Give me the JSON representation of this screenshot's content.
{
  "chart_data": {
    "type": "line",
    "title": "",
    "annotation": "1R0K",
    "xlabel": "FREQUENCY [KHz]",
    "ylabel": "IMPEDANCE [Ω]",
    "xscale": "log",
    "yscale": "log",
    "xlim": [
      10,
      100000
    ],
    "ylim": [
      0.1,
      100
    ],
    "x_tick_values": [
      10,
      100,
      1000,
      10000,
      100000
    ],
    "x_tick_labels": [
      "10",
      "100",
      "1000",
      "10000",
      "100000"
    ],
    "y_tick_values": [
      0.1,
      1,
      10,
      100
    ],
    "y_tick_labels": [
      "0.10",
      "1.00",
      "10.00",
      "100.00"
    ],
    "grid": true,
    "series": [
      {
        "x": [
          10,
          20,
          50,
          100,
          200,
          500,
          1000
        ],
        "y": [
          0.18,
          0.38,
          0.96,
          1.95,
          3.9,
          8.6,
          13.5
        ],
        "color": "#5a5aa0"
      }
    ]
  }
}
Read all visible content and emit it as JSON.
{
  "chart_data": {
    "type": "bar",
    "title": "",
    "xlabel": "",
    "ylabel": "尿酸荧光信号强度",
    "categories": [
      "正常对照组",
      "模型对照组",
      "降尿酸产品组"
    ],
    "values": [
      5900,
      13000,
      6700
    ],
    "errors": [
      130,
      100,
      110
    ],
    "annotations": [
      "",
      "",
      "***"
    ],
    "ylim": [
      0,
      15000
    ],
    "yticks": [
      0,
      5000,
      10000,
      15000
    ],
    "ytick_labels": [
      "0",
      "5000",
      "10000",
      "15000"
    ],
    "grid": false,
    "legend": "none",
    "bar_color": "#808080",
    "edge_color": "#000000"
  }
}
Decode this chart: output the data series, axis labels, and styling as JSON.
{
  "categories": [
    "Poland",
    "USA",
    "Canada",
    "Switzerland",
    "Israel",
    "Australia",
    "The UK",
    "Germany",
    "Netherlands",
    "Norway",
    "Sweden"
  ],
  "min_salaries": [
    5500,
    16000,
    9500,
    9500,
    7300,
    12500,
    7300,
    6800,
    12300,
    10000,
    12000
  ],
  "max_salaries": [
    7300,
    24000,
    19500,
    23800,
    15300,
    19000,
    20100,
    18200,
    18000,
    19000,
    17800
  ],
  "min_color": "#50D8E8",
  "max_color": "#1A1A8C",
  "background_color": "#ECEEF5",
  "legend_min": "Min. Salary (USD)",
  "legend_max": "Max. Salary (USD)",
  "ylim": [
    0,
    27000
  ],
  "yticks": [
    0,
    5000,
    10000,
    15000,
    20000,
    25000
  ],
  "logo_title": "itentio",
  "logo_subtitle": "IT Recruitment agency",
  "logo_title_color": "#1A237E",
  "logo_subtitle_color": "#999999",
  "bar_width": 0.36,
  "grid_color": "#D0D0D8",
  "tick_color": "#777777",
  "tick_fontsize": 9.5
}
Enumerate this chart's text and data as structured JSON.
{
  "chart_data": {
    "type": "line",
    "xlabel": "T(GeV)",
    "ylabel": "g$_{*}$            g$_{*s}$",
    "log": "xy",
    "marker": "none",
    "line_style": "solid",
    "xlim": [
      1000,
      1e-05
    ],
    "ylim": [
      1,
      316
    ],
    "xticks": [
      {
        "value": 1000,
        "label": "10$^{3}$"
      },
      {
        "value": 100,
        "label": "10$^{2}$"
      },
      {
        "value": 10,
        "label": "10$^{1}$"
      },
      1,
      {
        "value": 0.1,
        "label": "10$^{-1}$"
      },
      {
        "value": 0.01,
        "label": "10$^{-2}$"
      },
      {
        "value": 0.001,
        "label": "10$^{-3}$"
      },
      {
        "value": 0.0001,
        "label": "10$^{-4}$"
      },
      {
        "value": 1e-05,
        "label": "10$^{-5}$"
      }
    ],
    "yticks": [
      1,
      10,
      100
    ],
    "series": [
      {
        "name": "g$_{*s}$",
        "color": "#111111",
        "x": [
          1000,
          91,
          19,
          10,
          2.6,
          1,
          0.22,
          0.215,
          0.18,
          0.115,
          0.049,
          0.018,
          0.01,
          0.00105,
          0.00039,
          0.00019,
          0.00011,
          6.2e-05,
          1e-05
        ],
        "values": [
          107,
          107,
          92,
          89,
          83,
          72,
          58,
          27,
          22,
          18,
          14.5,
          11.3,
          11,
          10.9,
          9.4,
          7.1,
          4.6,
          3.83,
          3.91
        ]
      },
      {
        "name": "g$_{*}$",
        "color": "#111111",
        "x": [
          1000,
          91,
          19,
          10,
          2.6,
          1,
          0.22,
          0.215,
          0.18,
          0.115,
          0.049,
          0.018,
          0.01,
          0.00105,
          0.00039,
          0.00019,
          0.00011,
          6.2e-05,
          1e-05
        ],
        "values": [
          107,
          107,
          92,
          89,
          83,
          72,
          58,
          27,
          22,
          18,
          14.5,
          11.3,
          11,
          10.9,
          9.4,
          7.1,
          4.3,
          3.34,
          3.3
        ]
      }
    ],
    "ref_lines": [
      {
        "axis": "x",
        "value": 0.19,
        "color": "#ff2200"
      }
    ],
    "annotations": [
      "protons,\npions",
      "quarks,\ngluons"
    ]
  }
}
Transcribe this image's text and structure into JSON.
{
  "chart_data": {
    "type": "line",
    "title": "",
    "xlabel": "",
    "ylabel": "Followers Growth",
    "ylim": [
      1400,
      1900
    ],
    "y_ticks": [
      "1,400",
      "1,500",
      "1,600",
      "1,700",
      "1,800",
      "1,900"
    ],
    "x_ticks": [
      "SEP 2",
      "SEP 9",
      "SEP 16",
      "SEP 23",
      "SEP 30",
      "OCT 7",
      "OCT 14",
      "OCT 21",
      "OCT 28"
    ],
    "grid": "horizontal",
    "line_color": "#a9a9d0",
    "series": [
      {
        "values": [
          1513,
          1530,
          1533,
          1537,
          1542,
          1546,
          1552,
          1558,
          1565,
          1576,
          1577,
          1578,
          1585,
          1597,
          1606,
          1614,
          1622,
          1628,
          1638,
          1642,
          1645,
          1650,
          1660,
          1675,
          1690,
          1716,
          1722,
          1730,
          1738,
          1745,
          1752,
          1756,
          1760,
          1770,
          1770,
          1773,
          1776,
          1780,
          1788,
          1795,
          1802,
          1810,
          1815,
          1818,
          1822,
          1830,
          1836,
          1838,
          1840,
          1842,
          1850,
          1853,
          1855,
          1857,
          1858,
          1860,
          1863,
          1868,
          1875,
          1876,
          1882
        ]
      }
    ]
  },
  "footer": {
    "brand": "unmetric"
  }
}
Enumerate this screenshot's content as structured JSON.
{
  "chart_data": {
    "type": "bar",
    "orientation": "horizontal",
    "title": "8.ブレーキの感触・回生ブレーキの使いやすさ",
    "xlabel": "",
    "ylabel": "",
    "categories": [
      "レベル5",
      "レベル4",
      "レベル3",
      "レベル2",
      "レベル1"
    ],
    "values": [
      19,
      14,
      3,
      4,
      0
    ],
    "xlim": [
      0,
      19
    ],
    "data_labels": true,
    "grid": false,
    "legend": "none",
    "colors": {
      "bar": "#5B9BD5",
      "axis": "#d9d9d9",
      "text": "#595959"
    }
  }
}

● **Objective**
Output the records verbatim, from the first line to the last.

● **Full response**
Give me the JSON representation of this screenshot's content.
{
  "chart_data": {
    "type": "line",
    "title": "",
    "annotation": "1R0K",
    "xlabel": "FREQUENCY [KHz]",
    "ylabel": "IMPEDANCE [Ω]",
    "xscale": "log",
    "yscale": "log",
    "xlim": [
      10,
      100000
    ],
    "ylim": [
      0.1,
      100
    ],
    "x_tick_values": [
      10,
      100,
      1000,
      10000,
      100000
    ],
    "x_tick_labels": [
      "10",
      "100",
      "1000",
      "10000",
      "100000"
    ],
    "y_tick_values": [
      0.1,
      1,
      10,
      100
    ],
    "y_tick_labels": [
      "0.10",
      "1.00",
      "10.00",
      "100.00"
    ],
    "grid": true,
    "series": [
      {
        "x": [
          10,
          20,
          50,
          100,
          200,
          500,
          1000
        ],
        "y": [
          0.18,
          0.38,
          0.96,
          1.95,
          3.9,
          8.6,
          13.5
        ],
        "color": "#5a5aa0"
      }
    ]
  }
}
Read all visible content and emit it as JSON.
{
  "chart_data": {
    "type": "bar",
    "title": "",
    "xlabel": "",
    "ylabel": "尿酸荧光信号强度",
    "categories": [
      "正常对照组",
      "模型对照组",
      "降尿酸产品组"
    ],
    "values": [
      5900,
      13000,
      6700
    ],
    "errors": [
      130,
      100,
      110
    ],
    "annotations": [
      "",
      "",
      "***"
    ],
    "ylim": [
      0,
      15000
    ],
    "yticks": [
      0,
      5000,
      10000,
      15000
    ],
    "ytick_labels": [
      "0",
      "5000",
      "10000",
      "15000"
    ],
    "grid": false,
    "legend": "none",
    "bar_color": "#808080",
    "edge_color": "#000000"
  }
}
Decode this chart: output the data series, axis labels, and styling as JSON.
{
  "categories": [
    "Poland",
    "USA",
    "Canada",
    "Switzerland",
    "Israel",
    "Australia",
    "The UK",
    "Germany",
    "Netherlands",
    "Norway",
    "Sweden"
  ],
  "min_salaries": [
    5500,
    16000,
    9500,
    9500,
    7300,
    12500,
    7300,
    6800,
    12300,
    10000,
    12000
  ],
  "max_salaries": [
    7300,
    24000,
    19500,
    23800,
    15300,
    19000,
    20100,
    18200,
    18000,
    19000,
    17800
  ],
  "min_color": "#50D8E8",
  "max_color": "#1A1A8C",
  "background_color": "#ECEEF5",
  "legend_min": "Min. Salary (USD)",
  "legend_max": "Max. Salary (USD)",
  "ylim": [
    0,
    27000
  ],
  "yticks": [
    0,
    5000,
    10000,
    15000,
    20000,
    25000
  ],
  "logo_title": "itentio",
  "logo_subtitle": "IT Recruitment agency",
  "logo_title_color": "#1A237E",
  "logo_subtitle_color": "#999999",
  "bar_width": 0.36,
  "grid_color": "#D0D0D8",
  "tick_color": "#777777",
  "tick_fontsize": 9.5
}
Enumerate this chart's text and data as structured JSON.
{
  "chart_data": {
    "type": "line",
    "xlabel": "T(GeV)",
    "ylabel": "g$_{*}$            g$_{*s}$",
    "log": "xy",
    "marker": "none",
    "line_style": "solid",
    "xlim": [
      1000,
      1e-05
    ],
    "ylim": [
      1,
      316
    ],
    "xticks": [
      {
        "value": 1000,
        "label": "10$^{3}$"
      },
      {
        "value": 100,
        "label": "10$^{2}$"
      },
      {
        "value": 10,
        "label": "10$^{1}$"
      },
      1,
      {
        "value": 0.1,
        "label": "10$^{-1}$"
      },
      {
        "value": 0.01,
        "label": "10$^{-2}$"
      },
      {
        "value": 0.001,
        "label": "10$^{-3}$"
      },
      {
        "value": 0.0001,
        "label": "10$^{-4}$"
      },
      {
        "value": 1e-05,
        "label": "10$^{-5}$"
      }
    ],
    "yticks": [
      1,
      10,
      100
    ],
    "series": [
      {
        "name": "g$_{*s}$",
        "color": "#111111",
        "x": [
          1000,
          91,
          19,
          10,
          2.6,
          1,
          0.22,
          0.215,
          0.18,
          0.115,
          0.049,
          0.018,
          0.01,
          0.00105,
          0.00039,
          0.00019,
          0.00011,
          6.2e-05,
          1e-05
        ],
        "values": [
          107,
          107,
          92,
          89,
          83,
          72,
          58,
          27,
          22,
          18,
          14.5,
          11.3,
          11,
          10.9,
          9.4,
          7.1,
          4.6,
          3.83,
          3.91
        ]
      },
      {
        "name": "g$_{*}$",
        "color": "#111111",
        "x": [
          1000,
          91,
          19,
          10,
          2.6,
          1,
          0.22,
          0.215,
          0.18,
          0.115,
          0.049,
          0.018,
          0.01,
          0.00105,
          0.00039,
          0.00019,
          0.00011,
          6.2e-05,
          1e-05
        ],
        "values": [
          107,
          107,
          92,
          89,
          83,
          72,
          58,
          27,
          22,
          18,
          14.5,
          11.3,
          11,
          10.9,
          9.4,
          7.1,
          4.3,
          3.34,
          3.3
        ]
      }
    ],
    "ref_lines": [
      {
        "axis": "x",
        "value": 0.19,
        "color": "#ff2200"
      }
    ],
    "annotations": [
      "protons,\npions",
      "quarks,\ngluons"
    ]
  }
}
Transcribe this image's text and structure into JSON.
{
  "chart_data": {
    "type": "line",
    "title": "",
    "xlabel": "",
    "ylabel": "Followers Growth",
    "ylim": [
      1400,
      1900
    ],
    "y_ticks": [
      "1,400",
      "1,500",
      "1,600",
      "1,700",
      "1,800",
      "1,900"
    ],
    "x_ticks": [
      "SEP 2",
      "SEP 9",
      "SEP 16",
      "SEP 23",
      "SEP 30",
      "OCT 7",
      "OCT 14",
      "OCT 21",
      "OCT 28"
    ],
    "grid": "horizontal",
    "line_color": "#a9a9d0",
    "series": [
      {
        "values": [
          1513,
          1530,
          1533,
          1537,
          1542,
          1546,
          1552,
          1558,
          1565,
          1576,
          1577,
          1578,
          1585,
          1597,
          1606,
          1614,
          1622,
          1628,
          1638,
          1642,
          1645,
          1650,
          1660,
          1675,
          1690,
          1716,
          1722,
          1730,
          1738,
          1745,
          1752,
          1756,
          1760,
          1770,
          1770,
          1773,
          1776,
          1780,
          1788,
          1795,
          1802,
          1810,
          1815,
          1818,
          1822,
          1830,
          1836,
          1838,
          1840,
          1842,
          1850,
          1853,
          1855,
          1857,
          1858,
          1860,
          1863,
          1868,
          1875,
          1876,
          1882
        ]
      }
    ]
  },
  "footer": {
    "brand": "unmetric"
  }
}
Enumerate this screenshot's content as structured JSON.
{
  "chart_data": {
    "type": "bar",
    "orientation": "horizontal",
    "title": "8.ブレーキの感触・回生ブレーキの使いやすさ",
    "xlabel": "",
    "ylabel": "",
    "categories": [
      "レベル5",
      "レベル4",
      "レベル3",
      "レベル2",
      "レベル1"
    ],
    "values": [
      19,
      14,
      3,
      4,
      0
    ],
    "xlim": [
      0,
      19
    ],
    "data_labels": true,
    "grid": false,
    "legend": "none",
    "colors": {
      "bar": "#5B9BD5",
      "axis": "#d9d9d9",
      "text": "#595959"
    }
  }
}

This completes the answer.